== Records for this task
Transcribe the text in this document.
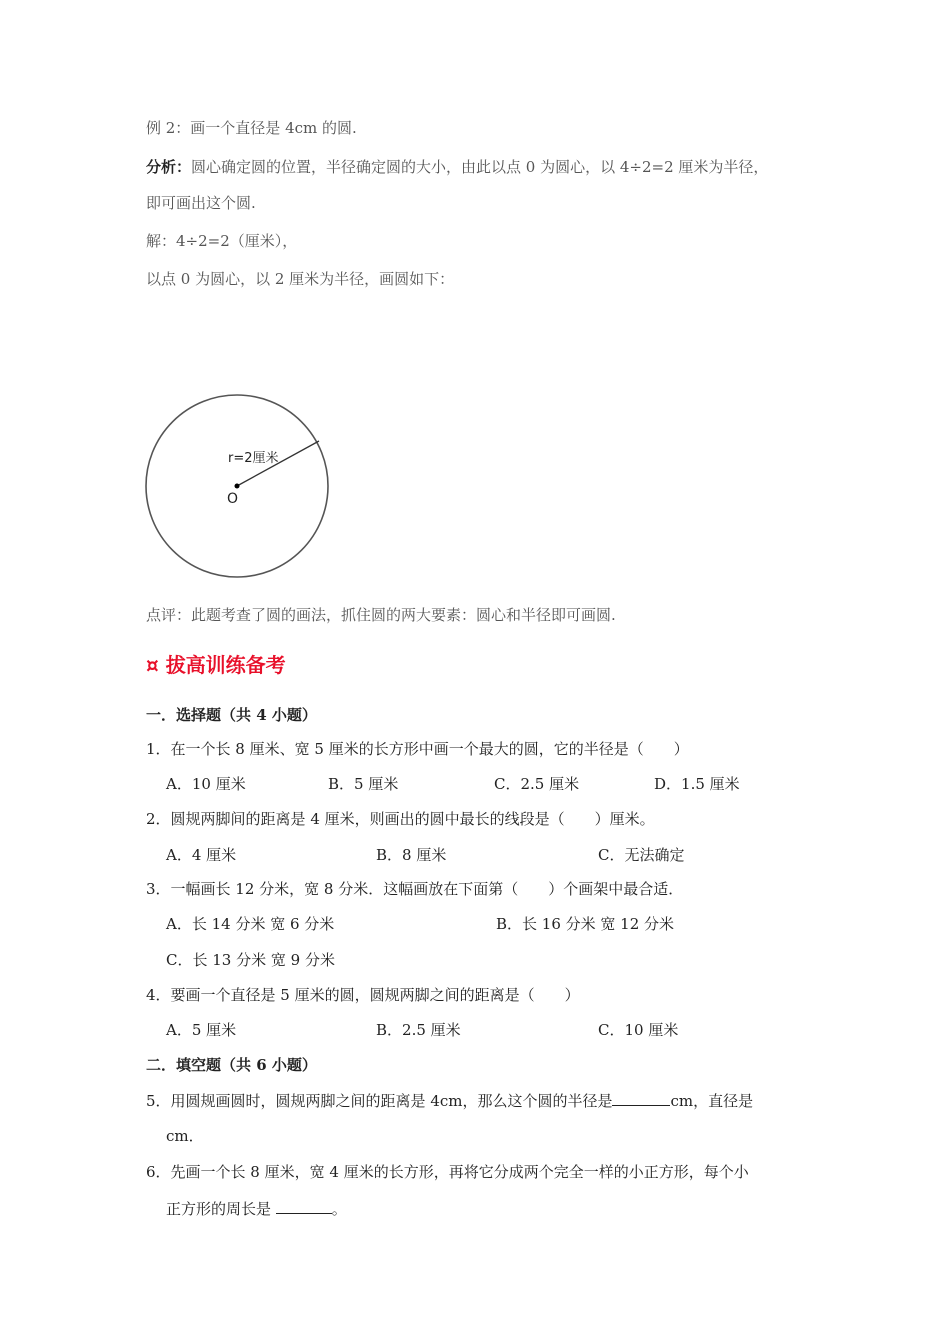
例 2：画一个直径是 4cm 的圆.
分析：圆心确定圆的位置，半径确定圆的大小，由此以点 0 为圆心，以 4÷2=2 厘米为半径，
即可画出这个圆.
解：4÷2=2（厘米），
以点 0 为圆心，以 2 厘米为半径，画圆如下：
r=2厘米
O
点评：此题考查了圆的画法，抓住圆的两大要素：圆心和半径即可画圆.
¤ 拔高训练备考
一．选择题（共 4 小题）
1．在一个长 8 厘米、宽 5 厘米的长方形中画一个最大的圆，它的半径是（　　）
A．10 厘米	B．5 厘米	C．2.5 厘米	D．1.5 厘米
2．圆规两脚间的距离是 4 厘米，则画出的圆中最长的线段是（　　）厘米。
A．4 厘米	B．8 厘米	C．无法确定
3．一幅画长 12 分米，宽 8 分米．这幅画放在下面第（　　）个画架中最合适．
A．长 14 分米 宽 6 分米	B．长 16 分米 宽 12 分米
C．长 13 分米 宽 9 分米
4．要画一个直径是 5 厘米的圆，圆规两脚之间的距离是（　　）
A．5 厘米	B．2.5 厘米	C．10 厘米
二．填空题（共 6 小题）
5．用圆规画圆时，圆规两脚之间的距离是 4cm，那么这个圆的半径是	cm，直径是
cm．
6．先画一个长 8 厘米，宽 4 厘米的长方形，再将它分成两个完全一样的小正方形，每个小
正方形的周长是	。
====
Aim of the task: Where does the word "圆规两脚之间的距离是" appear in the listing? List each line that holds it.

Finished task:
4．要画一个直径是 5 厘米的圆，圆规两脚之间的距离是（　　）
5．用圆规画圆时，圆规两脚之间的距离是 4cm，那么这个圆的半径是	cm，直径是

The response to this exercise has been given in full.